### Task to carry out
List the lines of this listing that hold the word "peak".

┄┄┄┄┄┄

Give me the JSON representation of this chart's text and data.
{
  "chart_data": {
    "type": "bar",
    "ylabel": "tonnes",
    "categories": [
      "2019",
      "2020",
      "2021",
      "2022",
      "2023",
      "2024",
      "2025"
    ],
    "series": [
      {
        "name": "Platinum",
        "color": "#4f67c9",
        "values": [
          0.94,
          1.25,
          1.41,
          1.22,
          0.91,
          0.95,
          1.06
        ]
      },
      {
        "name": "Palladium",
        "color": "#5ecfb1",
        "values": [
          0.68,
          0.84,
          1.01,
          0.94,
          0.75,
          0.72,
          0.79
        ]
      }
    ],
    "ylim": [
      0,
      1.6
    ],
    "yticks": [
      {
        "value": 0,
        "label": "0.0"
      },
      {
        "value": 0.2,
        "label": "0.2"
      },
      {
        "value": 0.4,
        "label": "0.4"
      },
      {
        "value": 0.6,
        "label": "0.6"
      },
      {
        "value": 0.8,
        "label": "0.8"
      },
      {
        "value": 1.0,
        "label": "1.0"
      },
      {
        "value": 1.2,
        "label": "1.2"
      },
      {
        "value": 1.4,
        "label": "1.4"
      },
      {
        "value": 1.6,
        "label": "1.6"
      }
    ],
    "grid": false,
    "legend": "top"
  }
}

┄┄┄┄┄┄

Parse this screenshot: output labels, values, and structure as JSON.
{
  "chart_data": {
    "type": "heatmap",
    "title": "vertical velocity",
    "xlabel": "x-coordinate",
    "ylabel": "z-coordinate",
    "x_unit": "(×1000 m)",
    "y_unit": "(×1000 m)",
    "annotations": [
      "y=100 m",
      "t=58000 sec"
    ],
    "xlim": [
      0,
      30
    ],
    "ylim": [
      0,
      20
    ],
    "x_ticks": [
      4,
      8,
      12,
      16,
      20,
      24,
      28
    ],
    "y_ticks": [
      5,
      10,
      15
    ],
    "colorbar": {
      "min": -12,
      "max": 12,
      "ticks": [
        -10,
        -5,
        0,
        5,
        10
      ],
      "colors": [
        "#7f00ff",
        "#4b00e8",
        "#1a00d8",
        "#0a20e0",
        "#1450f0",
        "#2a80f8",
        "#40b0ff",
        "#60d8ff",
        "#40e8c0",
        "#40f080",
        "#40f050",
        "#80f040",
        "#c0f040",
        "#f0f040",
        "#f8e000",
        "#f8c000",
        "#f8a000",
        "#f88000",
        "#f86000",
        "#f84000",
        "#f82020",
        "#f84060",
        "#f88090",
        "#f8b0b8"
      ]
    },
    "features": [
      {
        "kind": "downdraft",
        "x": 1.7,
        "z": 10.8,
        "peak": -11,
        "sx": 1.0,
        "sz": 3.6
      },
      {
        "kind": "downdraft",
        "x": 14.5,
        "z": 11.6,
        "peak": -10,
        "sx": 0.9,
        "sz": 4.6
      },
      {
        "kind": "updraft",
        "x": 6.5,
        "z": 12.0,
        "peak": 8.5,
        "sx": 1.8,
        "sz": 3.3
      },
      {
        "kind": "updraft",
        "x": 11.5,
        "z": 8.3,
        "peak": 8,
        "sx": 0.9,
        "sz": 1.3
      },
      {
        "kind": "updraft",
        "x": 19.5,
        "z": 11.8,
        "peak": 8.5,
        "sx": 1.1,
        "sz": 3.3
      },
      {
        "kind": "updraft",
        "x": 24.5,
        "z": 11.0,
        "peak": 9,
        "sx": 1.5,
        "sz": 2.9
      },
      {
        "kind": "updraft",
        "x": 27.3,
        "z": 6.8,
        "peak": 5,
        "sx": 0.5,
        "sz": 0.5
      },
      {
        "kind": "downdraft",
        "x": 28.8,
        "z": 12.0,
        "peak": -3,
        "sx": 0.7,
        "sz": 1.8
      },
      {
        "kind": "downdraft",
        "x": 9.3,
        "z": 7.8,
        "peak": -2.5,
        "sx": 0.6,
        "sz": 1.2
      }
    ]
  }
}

┄┄┄┄┄┄

### Output
        "peak": -11,
        "peak": -10,
        "peak": 8.5,
        "peak": 8,
        "peak": 8.5,
        "peak": 9,
        "peak": 5,
        "peak": -3,
        "peak": -2.5,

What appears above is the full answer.